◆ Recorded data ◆

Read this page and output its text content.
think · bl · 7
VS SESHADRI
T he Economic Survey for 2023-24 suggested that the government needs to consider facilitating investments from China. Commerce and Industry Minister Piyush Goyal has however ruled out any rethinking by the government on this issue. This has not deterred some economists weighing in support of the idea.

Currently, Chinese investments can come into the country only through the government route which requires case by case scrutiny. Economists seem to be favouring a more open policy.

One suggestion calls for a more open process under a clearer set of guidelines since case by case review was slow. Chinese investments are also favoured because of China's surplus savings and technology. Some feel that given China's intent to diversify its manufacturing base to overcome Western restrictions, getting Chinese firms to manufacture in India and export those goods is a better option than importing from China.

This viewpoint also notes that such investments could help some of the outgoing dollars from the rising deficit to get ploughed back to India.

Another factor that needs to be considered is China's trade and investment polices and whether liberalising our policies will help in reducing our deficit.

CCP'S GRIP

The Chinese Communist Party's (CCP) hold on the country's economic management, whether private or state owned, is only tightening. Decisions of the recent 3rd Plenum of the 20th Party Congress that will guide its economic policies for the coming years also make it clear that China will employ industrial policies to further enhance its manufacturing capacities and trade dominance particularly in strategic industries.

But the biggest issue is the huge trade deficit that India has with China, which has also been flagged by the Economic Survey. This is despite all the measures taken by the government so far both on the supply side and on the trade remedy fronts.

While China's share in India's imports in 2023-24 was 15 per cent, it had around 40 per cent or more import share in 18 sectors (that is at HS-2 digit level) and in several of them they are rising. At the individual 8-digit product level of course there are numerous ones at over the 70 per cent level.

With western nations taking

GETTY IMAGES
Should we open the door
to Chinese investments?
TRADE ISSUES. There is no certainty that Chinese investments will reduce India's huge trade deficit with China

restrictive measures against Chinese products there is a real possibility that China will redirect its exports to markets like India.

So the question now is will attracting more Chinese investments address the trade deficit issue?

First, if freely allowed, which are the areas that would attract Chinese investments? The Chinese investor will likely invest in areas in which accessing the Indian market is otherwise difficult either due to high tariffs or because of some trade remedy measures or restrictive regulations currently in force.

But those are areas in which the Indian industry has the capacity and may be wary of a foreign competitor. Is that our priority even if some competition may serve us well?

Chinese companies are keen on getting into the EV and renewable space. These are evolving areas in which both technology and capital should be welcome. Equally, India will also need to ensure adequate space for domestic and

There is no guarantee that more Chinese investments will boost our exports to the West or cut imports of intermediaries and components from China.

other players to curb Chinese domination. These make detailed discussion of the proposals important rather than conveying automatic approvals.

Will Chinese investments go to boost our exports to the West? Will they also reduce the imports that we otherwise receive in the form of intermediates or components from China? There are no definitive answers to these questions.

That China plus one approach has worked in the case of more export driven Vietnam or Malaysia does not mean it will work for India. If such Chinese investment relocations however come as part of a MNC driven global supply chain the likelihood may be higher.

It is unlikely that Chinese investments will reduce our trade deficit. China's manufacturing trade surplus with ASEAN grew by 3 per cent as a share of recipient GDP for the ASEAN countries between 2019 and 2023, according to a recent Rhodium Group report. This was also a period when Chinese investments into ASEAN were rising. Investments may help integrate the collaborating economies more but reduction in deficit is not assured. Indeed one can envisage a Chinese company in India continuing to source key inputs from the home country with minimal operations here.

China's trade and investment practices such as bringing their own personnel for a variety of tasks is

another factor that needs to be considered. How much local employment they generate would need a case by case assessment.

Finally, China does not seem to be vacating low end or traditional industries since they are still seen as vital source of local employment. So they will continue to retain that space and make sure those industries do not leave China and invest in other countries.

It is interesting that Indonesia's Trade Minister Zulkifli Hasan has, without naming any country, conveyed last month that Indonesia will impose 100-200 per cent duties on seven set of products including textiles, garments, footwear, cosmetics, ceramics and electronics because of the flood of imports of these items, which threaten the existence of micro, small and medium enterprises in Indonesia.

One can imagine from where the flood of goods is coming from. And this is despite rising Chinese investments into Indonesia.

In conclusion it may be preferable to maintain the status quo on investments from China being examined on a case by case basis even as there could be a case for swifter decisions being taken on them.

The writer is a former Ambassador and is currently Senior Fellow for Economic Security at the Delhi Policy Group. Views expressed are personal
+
--
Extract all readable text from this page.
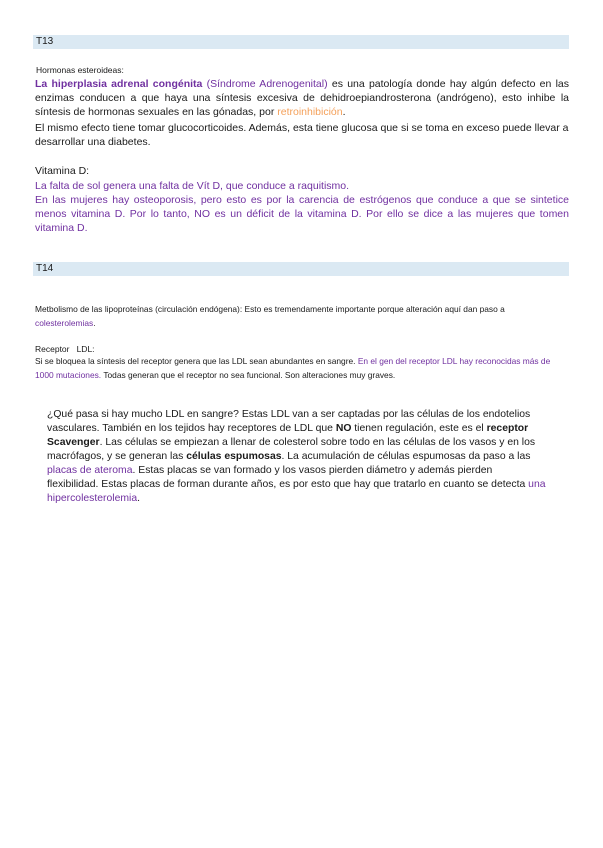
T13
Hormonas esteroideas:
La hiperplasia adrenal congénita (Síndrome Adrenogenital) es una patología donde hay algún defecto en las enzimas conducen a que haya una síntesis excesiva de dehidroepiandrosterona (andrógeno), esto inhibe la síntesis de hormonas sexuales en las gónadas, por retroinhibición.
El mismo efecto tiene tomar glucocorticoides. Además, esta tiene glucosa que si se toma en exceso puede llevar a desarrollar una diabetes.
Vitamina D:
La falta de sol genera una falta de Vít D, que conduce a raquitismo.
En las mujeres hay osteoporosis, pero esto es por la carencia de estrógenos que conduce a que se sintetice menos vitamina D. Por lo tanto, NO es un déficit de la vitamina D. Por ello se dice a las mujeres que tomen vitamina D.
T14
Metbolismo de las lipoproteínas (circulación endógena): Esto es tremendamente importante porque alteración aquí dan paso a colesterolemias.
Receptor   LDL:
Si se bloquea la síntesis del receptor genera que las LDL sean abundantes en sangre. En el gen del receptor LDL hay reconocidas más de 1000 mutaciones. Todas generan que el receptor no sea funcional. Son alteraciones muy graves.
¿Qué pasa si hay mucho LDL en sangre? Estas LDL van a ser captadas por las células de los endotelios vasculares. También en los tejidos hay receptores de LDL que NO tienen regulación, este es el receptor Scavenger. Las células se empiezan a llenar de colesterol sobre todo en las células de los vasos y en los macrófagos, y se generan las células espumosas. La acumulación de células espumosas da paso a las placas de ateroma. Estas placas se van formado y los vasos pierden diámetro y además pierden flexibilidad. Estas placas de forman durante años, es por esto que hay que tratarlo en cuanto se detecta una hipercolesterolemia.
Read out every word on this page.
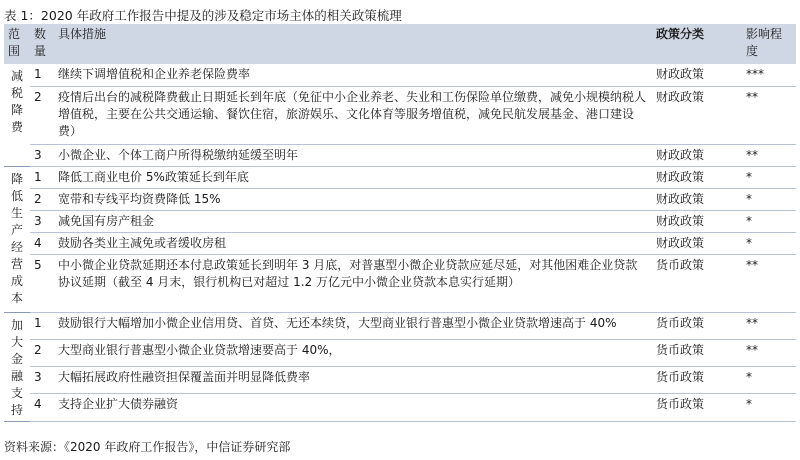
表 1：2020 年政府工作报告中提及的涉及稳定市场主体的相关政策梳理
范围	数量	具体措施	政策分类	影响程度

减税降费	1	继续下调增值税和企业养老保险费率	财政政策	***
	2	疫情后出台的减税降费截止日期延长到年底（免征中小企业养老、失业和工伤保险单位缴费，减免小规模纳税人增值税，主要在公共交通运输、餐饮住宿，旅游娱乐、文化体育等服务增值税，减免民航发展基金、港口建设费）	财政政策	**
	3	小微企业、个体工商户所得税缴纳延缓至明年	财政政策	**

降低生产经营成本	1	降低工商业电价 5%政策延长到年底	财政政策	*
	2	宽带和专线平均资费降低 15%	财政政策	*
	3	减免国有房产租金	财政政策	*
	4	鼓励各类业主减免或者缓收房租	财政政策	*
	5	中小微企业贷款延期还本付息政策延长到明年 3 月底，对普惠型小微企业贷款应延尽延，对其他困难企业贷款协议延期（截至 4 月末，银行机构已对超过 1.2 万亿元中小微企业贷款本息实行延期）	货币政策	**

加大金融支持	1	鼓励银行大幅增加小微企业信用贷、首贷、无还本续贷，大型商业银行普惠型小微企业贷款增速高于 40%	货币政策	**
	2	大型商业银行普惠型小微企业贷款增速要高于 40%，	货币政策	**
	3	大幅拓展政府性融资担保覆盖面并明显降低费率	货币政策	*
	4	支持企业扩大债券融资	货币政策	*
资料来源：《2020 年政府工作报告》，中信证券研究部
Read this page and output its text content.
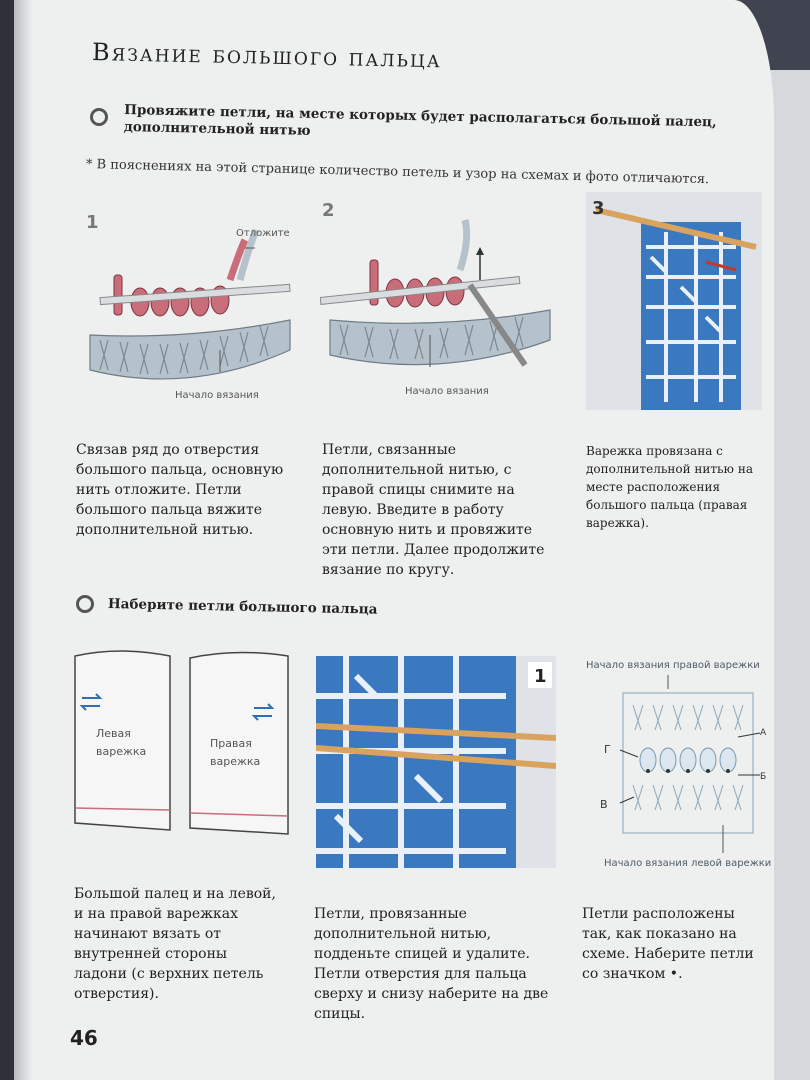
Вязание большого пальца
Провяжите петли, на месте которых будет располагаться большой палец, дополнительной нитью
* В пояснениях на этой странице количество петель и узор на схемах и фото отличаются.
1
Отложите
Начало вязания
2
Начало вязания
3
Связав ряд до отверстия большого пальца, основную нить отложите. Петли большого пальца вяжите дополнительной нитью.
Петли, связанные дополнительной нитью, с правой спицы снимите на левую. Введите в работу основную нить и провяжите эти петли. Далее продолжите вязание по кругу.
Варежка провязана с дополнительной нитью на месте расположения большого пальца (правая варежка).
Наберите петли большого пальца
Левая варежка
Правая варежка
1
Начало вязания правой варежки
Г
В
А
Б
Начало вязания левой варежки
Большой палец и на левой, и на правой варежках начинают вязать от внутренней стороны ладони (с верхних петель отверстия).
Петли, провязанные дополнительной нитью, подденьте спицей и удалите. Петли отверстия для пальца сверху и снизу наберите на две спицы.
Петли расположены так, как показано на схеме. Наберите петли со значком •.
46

◆ Exercise requirements ◆
List all lines where "síntesis" occurs.

◆ Complete answer ◆
La hiperplasia adrenal congénita (Síndrome Adrenogenital) es una patología donde hay algún defecto en las enzimas conducen a que haya una síntesis excesiva de dehidroepiandrosterona (andrógeno), esto inhibe la síntesis de hormonas sexuales en las gónadas, por retroinhibición.
Si se bloquea la síntesis del receptor genera que las LDL sean abundantes en sangre. En el gen del receptor LDL hay reconocidas más de 1000 mutaciones. Todas generan que el receptor no sea funcional. Son alteraciones muy graves.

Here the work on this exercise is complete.